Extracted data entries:
####
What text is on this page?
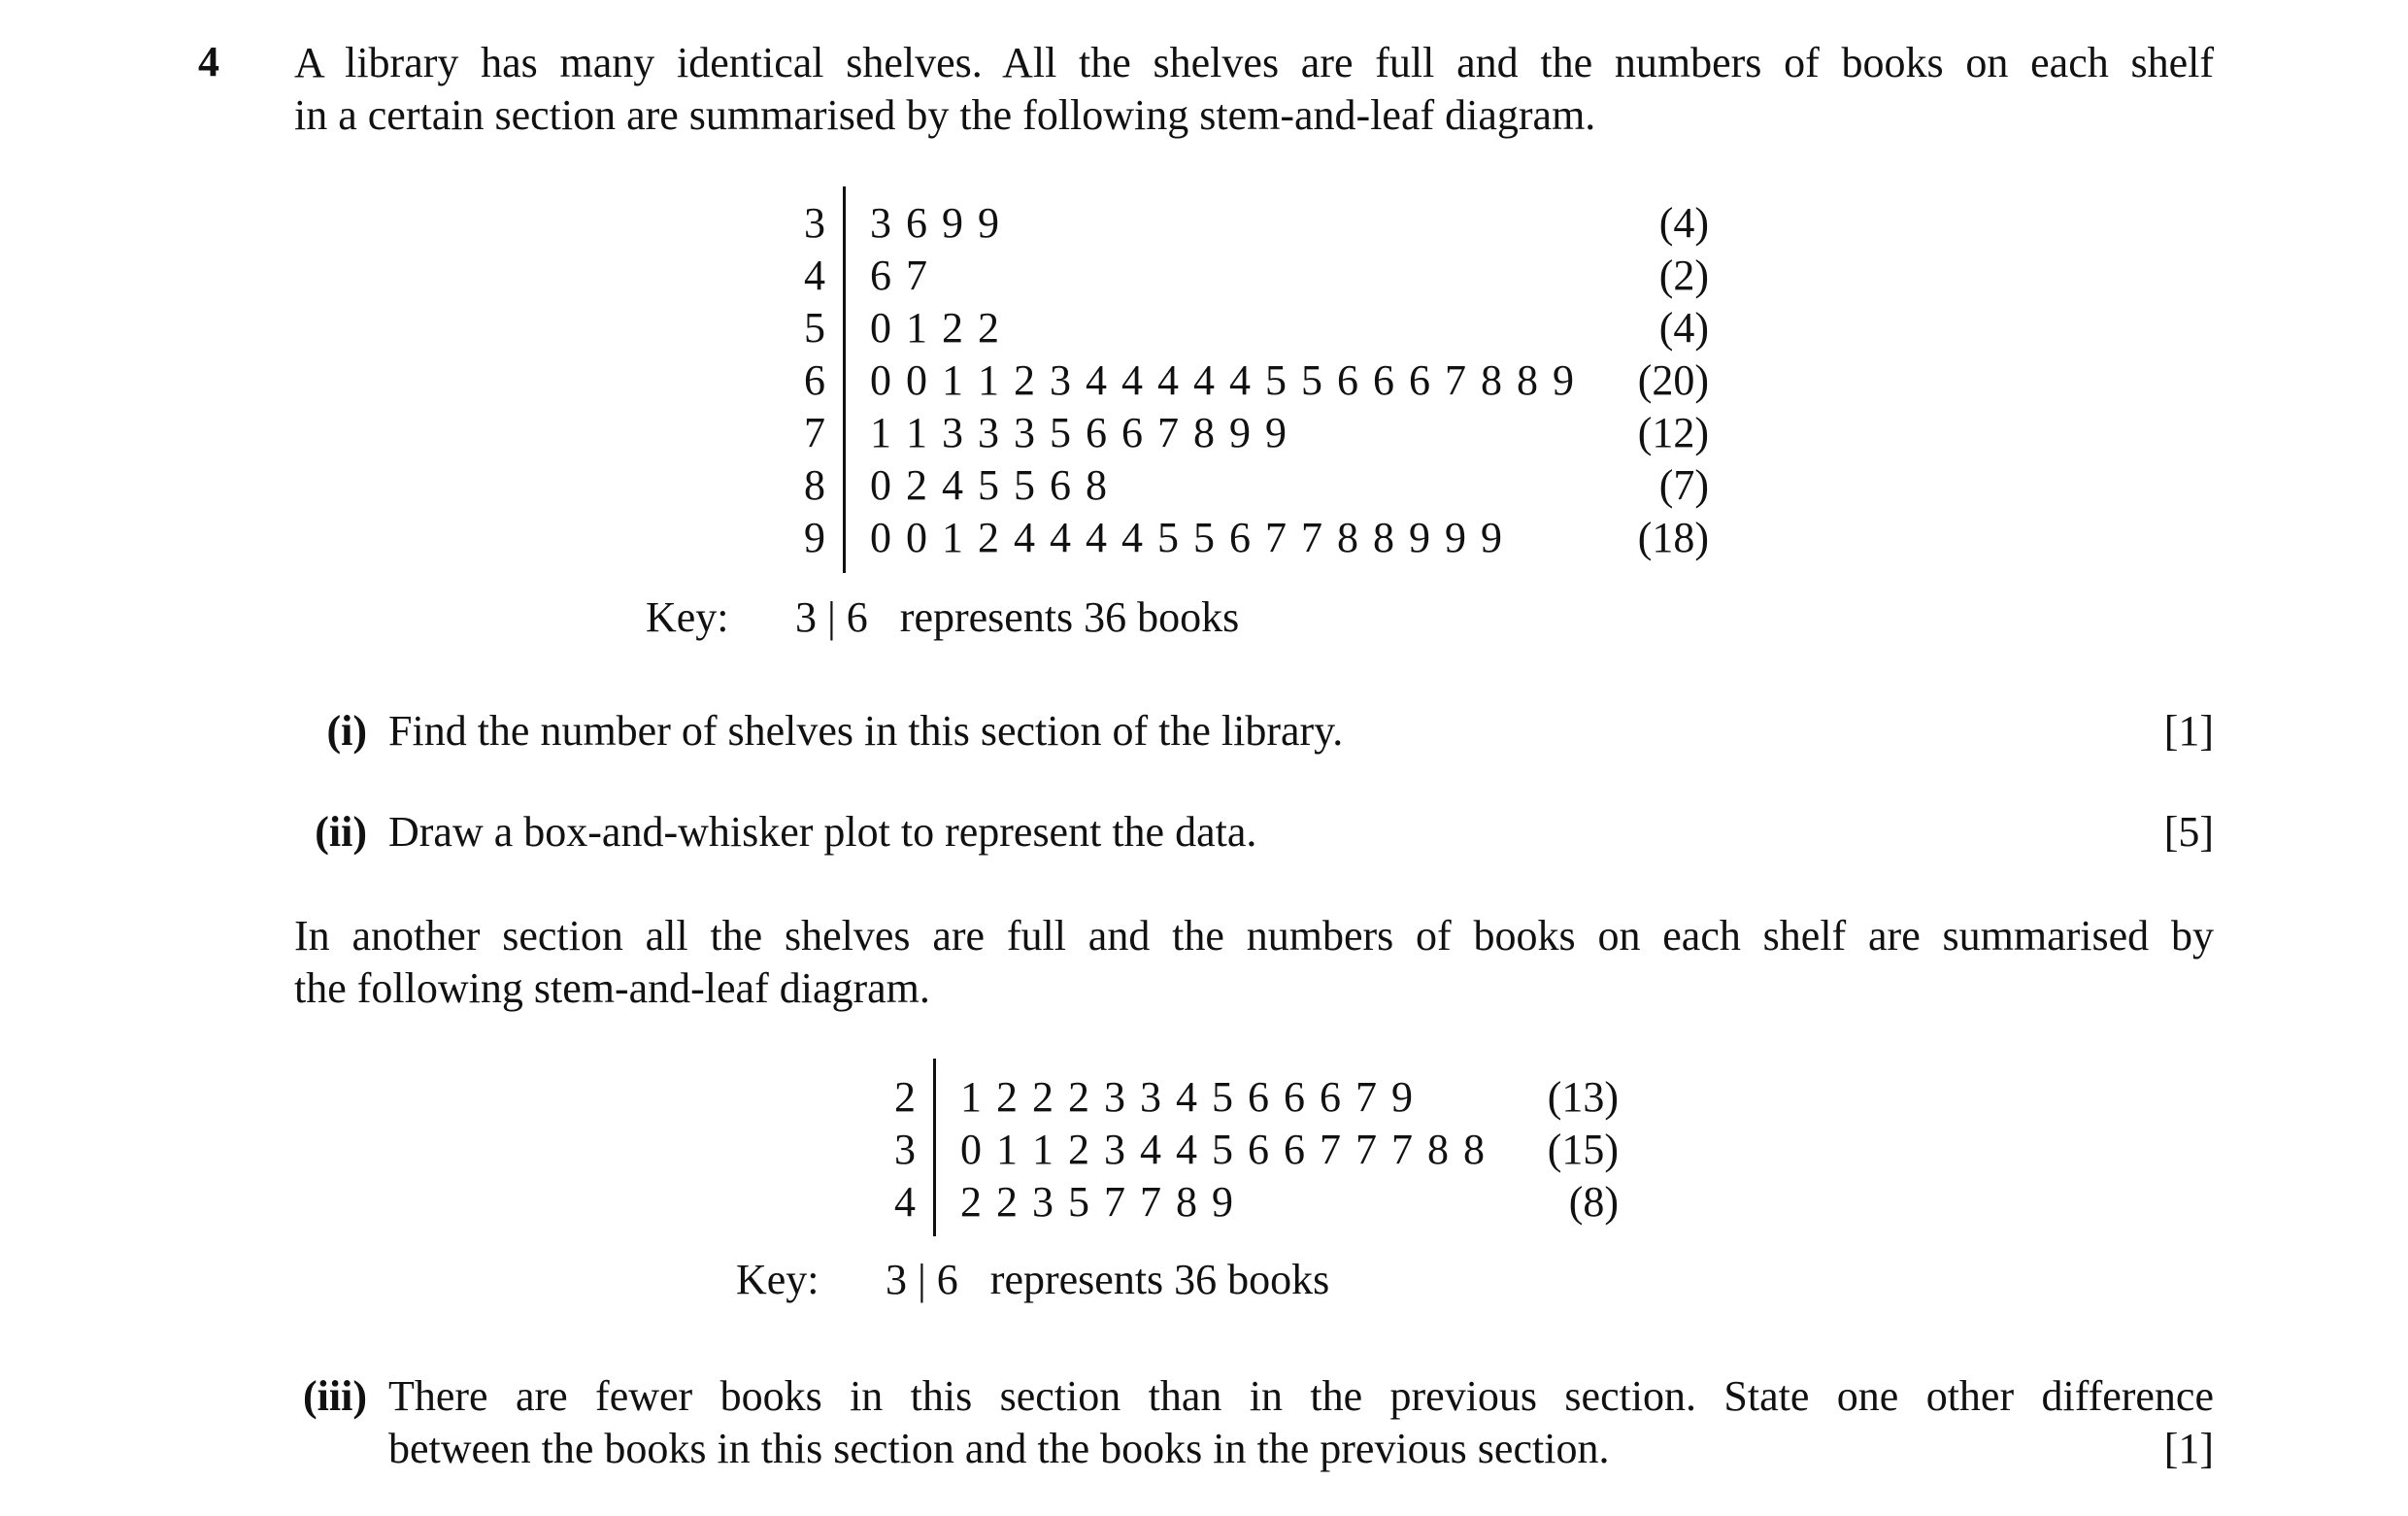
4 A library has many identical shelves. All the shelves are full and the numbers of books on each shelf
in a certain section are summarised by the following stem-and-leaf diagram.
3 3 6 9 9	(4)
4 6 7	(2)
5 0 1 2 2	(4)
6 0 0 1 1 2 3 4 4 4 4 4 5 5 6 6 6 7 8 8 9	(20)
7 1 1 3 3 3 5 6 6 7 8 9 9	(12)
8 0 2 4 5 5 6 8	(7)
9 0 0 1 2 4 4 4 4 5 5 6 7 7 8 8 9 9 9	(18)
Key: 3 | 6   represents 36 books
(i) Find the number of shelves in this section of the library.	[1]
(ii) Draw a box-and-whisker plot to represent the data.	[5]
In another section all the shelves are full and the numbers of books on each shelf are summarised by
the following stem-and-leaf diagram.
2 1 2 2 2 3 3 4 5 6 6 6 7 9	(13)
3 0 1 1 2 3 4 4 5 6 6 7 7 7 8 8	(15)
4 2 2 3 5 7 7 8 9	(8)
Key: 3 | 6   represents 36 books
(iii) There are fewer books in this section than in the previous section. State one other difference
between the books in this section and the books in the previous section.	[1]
####
* Short task:
Except for the pictures, give all the material above again verbatim.

* Reply to the task:
What text is on this page?
4 A library has many identical shelves. All the shelves are full and the numbers of books on each shelf
in a certain section are summarised by the following stem-and-leaf diagram.
3 3 6 9 9	(4)
4 6 7	(2)
5 0 1 2 2	(4)
6 0 0 1 1 2 3 4 4 4 4 4 5 5 6 6 6 7 8 8 9	(20)
7 1 1 3 3 3 5 6 6 7 8 9 9	(12)
8 0 2 4 5 5 6 8	(7)
9 0 0 1 2 4 4 4 4 5 5 6 7 7 8 8 9 9 9	(18)
Key: 3 | 6   represents 36 books
(i) Find the number of shelves in this section of the library.	[1]
(ii) Draw a box-and-whisker plot to represent the data.	[5]
In another section all the shelves are full and the numbers of books on each shelf are summarised by
the following stem-and-leaf diagram.
2 1 2 2 2 3 3 4 5 6 6 6 7 9	(13)
3 0 1 1 2 3 4 4 5 6 6 7 7 7 8 8	(15)
4 2 2 3 5 7 7 8 9	(8)
Key: 3 | 6   represents 36 books
(iii) There are fewer books in this section than in the previous section. State one other difference
between the books in this section and the books in the previous section.	[1]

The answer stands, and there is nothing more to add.